__SET TASK__
Lay out the stretch from the line containing "Localize all elements." through the line containing "points-value: 729 [58, 334, 87, 352]" as a two-column CSV with the headers task and value. Put one row for each task line: the task text in one quoted field and the lines answering it in the other, with line breaks replaced by spaces.

__PROVIDED ENTRIES__
- - - - - - -

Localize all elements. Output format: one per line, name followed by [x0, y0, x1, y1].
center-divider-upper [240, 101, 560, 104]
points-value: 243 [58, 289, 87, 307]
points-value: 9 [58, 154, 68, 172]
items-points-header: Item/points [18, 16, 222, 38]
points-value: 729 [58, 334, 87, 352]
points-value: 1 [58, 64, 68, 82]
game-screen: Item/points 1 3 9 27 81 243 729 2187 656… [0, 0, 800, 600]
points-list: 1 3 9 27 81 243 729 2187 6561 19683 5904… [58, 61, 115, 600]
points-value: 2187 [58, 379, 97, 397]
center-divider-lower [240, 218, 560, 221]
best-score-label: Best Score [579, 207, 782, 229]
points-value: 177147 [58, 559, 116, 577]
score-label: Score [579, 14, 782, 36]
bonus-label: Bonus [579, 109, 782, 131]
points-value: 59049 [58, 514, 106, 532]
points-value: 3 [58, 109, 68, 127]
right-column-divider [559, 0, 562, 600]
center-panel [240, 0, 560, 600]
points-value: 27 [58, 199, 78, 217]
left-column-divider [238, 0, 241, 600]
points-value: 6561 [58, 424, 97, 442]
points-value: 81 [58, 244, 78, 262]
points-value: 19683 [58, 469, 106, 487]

- - - - - - -

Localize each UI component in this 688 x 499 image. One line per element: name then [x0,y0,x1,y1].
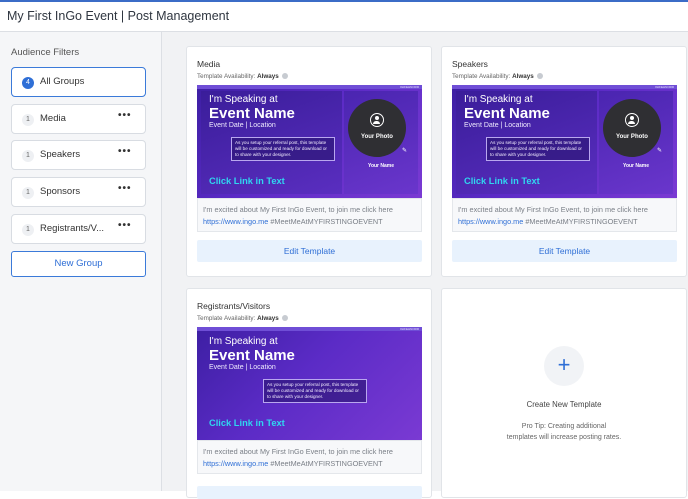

- - - - - - -

__FULL SOLUTION__
task,value
"Localize all elements. Output format: one per line, name followed by [x0, y0, x1, y1].","center-divider-upper [240, 101, 560, 104] points-value: 243 [58, 289, 87, 307] points-value: 9 [58, 154, 68, 172] items-points-header: Item/points [18, 16, 222, 38] points-value: 729 [58, 334, 87, 352]"